* ENTRIES SHOWN:
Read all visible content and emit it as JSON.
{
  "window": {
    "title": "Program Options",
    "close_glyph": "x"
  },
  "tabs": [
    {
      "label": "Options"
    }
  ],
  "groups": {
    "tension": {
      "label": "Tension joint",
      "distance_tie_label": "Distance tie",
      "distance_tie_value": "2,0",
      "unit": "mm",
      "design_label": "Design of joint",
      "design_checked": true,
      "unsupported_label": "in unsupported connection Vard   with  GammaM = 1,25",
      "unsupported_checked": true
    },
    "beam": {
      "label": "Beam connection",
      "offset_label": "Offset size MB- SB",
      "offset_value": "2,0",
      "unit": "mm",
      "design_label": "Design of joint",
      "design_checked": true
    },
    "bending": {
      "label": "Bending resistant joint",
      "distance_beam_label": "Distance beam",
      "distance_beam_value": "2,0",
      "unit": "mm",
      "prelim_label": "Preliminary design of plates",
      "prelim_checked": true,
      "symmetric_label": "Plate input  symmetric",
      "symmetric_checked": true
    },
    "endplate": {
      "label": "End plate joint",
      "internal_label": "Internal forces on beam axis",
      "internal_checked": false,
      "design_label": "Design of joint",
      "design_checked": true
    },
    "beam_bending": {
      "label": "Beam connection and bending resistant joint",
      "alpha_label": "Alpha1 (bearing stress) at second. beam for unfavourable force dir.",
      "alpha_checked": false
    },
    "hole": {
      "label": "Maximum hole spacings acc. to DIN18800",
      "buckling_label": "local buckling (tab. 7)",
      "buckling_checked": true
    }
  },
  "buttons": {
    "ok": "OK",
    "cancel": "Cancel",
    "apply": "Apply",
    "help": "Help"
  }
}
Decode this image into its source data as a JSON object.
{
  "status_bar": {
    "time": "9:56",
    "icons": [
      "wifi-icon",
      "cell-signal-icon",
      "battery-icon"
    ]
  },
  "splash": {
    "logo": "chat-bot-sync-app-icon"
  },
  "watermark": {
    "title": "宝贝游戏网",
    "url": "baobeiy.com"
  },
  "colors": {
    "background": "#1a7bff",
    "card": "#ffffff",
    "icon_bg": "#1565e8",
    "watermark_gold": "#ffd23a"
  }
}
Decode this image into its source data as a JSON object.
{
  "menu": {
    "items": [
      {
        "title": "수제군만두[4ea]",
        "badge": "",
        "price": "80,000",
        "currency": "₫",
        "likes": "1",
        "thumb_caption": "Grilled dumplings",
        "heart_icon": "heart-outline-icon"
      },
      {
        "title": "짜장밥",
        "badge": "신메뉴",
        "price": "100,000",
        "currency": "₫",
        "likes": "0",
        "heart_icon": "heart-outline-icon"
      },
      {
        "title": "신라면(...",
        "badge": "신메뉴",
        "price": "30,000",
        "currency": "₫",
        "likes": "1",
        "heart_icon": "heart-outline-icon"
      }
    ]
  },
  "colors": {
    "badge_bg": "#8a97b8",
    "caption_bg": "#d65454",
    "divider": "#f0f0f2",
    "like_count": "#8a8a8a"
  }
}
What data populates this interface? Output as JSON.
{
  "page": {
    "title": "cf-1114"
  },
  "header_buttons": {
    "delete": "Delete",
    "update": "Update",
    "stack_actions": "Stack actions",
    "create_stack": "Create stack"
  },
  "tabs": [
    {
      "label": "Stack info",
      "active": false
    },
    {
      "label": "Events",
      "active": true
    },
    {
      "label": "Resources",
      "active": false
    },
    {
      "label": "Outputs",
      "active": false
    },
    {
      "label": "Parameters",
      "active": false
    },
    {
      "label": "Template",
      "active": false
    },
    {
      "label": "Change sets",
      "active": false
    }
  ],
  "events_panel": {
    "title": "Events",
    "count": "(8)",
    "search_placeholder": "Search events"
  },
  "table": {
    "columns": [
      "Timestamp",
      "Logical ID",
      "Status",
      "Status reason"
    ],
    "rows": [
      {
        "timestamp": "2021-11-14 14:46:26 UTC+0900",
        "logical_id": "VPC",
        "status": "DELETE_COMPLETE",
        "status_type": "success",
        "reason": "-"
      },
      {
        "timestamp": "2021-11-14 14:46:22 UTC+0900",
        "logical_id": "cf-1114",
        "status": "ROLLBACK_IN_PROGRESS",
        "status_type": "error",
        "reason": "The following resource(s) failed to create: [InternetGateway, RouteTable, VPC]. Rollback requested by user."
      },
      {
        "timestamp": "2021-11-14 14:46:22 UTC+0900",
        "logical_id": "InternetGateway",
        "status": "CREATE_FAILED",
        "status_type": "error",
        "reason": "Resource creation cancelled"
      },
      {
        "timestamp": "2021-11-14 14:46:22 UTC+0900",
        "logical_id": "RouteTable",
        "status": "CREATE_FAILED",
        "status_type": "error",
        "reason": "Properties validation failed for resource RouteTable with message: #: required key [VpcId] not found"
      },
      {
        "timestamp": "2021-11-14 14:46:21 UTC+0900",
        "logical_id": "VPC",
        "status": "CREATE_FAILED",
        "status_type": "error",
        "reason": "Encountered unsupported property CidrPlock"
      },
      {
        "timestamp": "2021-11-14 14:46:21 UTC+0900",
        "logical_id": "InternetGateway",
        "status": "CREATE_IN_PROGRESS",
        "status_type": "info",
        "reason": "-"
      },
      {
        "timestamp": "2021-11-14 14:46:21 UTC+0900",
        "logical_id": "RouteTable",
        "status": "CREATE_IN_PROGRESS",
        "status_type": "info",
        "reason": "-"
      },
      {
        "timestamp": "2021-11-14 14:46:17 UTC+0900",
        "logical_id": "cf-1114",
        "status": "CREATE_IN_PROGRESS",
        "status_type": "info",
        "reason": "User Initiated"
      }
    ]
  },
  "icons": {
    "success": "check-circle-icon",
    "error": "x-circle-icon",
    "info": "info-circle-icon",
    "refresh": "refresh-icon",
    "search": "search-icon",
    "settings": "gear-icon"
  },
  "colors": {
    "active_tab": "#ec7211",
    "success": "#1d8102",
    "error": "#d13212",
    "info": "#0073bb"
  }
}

* EXERCISE BRIEF:
Transcribe all of the entries without altering anything.

* SOLUTION TO THIS EXERCISE:
Read all visible content and emit it as JSON.
{
  "window": {
    "title": "Program Options",
    "close_glyph": "x"
  },
  "tabs": [
    {
      "label": "Options"
    }
  ],
  "groups": {
    "tension": {
      "label": "Tension joint",
      "distance_tie_label": "Distance tie",
      "distance_tie_value": "2,0",
      "unit": "mm",
      "design_label": "Design of joint",
      "design_checked": true,
      "unsupported_label": "in unsupported connection Vard   with  GammaM = 1,25",
      "unsupported_checked": true
    },
    "beam": {
      "label": "Beam connection",
      "offset_label": "Offset size MB- SB",
      "offset_value": "2,0",
      "unit": "mm",
      "design_label": "Design of joint",
      "design_checked": true
    },
    "bending": {
      "label": "Bending resistant joint",
      "distance_beam_label": "Distance beam",
      "distance_beam_value": "2,0",
      "unit": "mm",
      "prelim_label": "Preliminary design of plates",
      "prelim_checked": true,
      "symmetric_label": "Plate input  symmetric",
      "symmetric_checked": true
    },
    "endplate": {
      "label": "End plate joint",
      "internal_label": "Internal forces on beam axis",
      "internal_checked": false,
      "design_label": "Design of joint",
      "design_checked": true
    },
    "beam_bending": {
      "label": "Beam connection and bending resistant joint",
      "alpha_label": "Alpha1 (bearing stress) at second. beam for unfavourable force dir.",
      "alpha_checked": false
    },
    "hole": {
      "label": "Maximum hole spacings acc. to DIN18800",
      "buckling_label": "local buckling (tab. 7)",
      "buckling_checked": true
    }
  },
  "buttons": {
    "ok": "OK",
    "cancel": "Cancel",
    "apply": "Apply",
    "help": "Help"
  }
}
Decode this image into its source data as a JSON object.
{
  "status_bar": {
    "time": "9:56",
    "icons": [
      "wifi-icon",
      "cell-signal-icon",
      "battery-icon"
    ]
  },
  "splash": {
    "logo": "chat-bot-sync-app-icon"
  },
  "watermark": {
    "title": "宝贝游戏网",
    "url": "baobeiy.com"
  },
  "colors": {
    "background": "#1a7bff",
    "card": "#ffffff",
    "icon_bg": "#1565e8",
    "watermark_gold": "#ffd23a"
  }
}
Decode this image into its source data as a JSON object.
{
  "menu": {
    "items": [
      {
        "title": "수제군만두[4ea]",
        "badge": "",
        "price": "80,000",
        "currency": "₫",
        "likes": "1",
        "thumb_caption": "Grilled dumplings",
        "heart_icon": "heart-outline-icon"
      },
      {
        "title": "짜장밥",
        "badge": "신메뉴",
        "price": "100,000",
        "currency": "₫",
        "likes": "0",
        "heart_icon": "heart-outline-icon"
      },
      {
        "title": "신라면(...",
        "badge": "신메뉴",
        "price": "30,000",
        "currency": "₫",
        "likes": "1",
        "heart_icon": "heart-outline-icon"
      }
    ]
  },
  "colors": {
    "badge_bg": "#8a97b8",
    "caption_bg": "#d65454",
    "divider": "#f0f0f2",
    "like_count": "#8a8a8a"
  }
}
What data populates this interface? Output as JSON.
{
  "page": {
    "title": "cf-1114"
  },
  "header_buttons": {
    "delete": "Delete",
    "update": "Update",
    "stack_actions": "Stack actions",
    "create_stack": "Create stack"
  },
  "tabs": [
    {
      "label": "Stack info",
      "active": false
    },
    {
      "label": "Events",
      "active": true
    },
    {
      "label": "Resources",
      "active": false
    },
    {
      "label": "Outputs",
      "active": false
    },
    {
      "label": "Parameters",
      "active": false
    },
    {
      "label": "Template",
      "active": false
    },
    {
      "label": "Change sets",
      "active": false
    }
  ],
  "events_panel": {
    "title": "Events",
    "count": "(8)",
    "search_placeholder": "Search events"
  },
  "table": {
    "columns": [
      "Timestamp",
      "Logical ID",
      "Status",
      "Status reason"
    ],
    "rows": [
      {
        "timestamp": "2021-11-14 14:46:26 UTC+0900",
        "logical_id": "VPC",
        "status": "DELETE_COMPLETE",
        "status_type": "success",
        "reason": "-"
      },
      {
        "timestamp": "2021-11-14 14:46:22 UTC+0900",
        "logical_id": "cf-1114",
        "status": "ROLLBACK_IN_PROGRESS",
        "status_type": "error",
        "reason": "The following resource(s) failed to create: [InternetGateway, RouteTable, VPC]. Rollback requested by user."
      },
      {
        "timestamp": "2021-11-14 14:46:22 UTC+0900",
        "logical_id": "InternetGateway",
        "status": "CREATE_FAILED",
        "status_type": "error",
        "reason": "Resource creation cancelled"
      },
      {
        "timestamp": "2021-11-14 14:46:22 UTC+0900",
        "logical_id": "RouteTable",
        "status": "CREATE_FAILED",
        "status_type": "error",
        "reason": "Properties validation failed for resource RouteTable with message: #: required key [VpcId] not found"
      },
      {
        "timestamp": "2021-11-14 14:46:21 UTC+0900",
        "logical_id": "VPC",
        "status": "CREATE_FAILED",
        "status_type": "error",
        "reason": "Encountered unsupported property CidrPlock"
      },
      {
        "timestamp": "2021-11-14 14:46:21 UTC+0900",
        "logical_id": "InternetGateway",
        "status": "CREATE_IN_PROGRESS",
        "status_type": "info",
        "reason": "-"
      },
      {
        "timestamp": "2021-11-14 14:46:21 UTC+0900",
        "logical_id": "RouteTable",
        "status": "CREATE_IN_PROGRESS",
        "status_type": "info",
        "reason": "-"
      },
      {
        "timestamp": "2021-11-14 14:46:17 UTC+0900",
        "logical_id": "cf-1114",
        "status": "CREATE_IN_PROGRESS",
        "status_type": "info",
        "reason": "User Initiated"
      }
    ]
  },
  "icons": {
    "success": "check-circle-icon",
    "error": "x-circle-icon",
    "info": "info-circle-icon",
    "refresh": "refresh-icon",
    "search": "search-icon",
    "settings": "gear-icon"
  },
  "colors": {
    "active_tab": "#ec7211",
    "success": "#1d8102",
    "error": "#d13212",
    "info": "#0073bb"
  }
}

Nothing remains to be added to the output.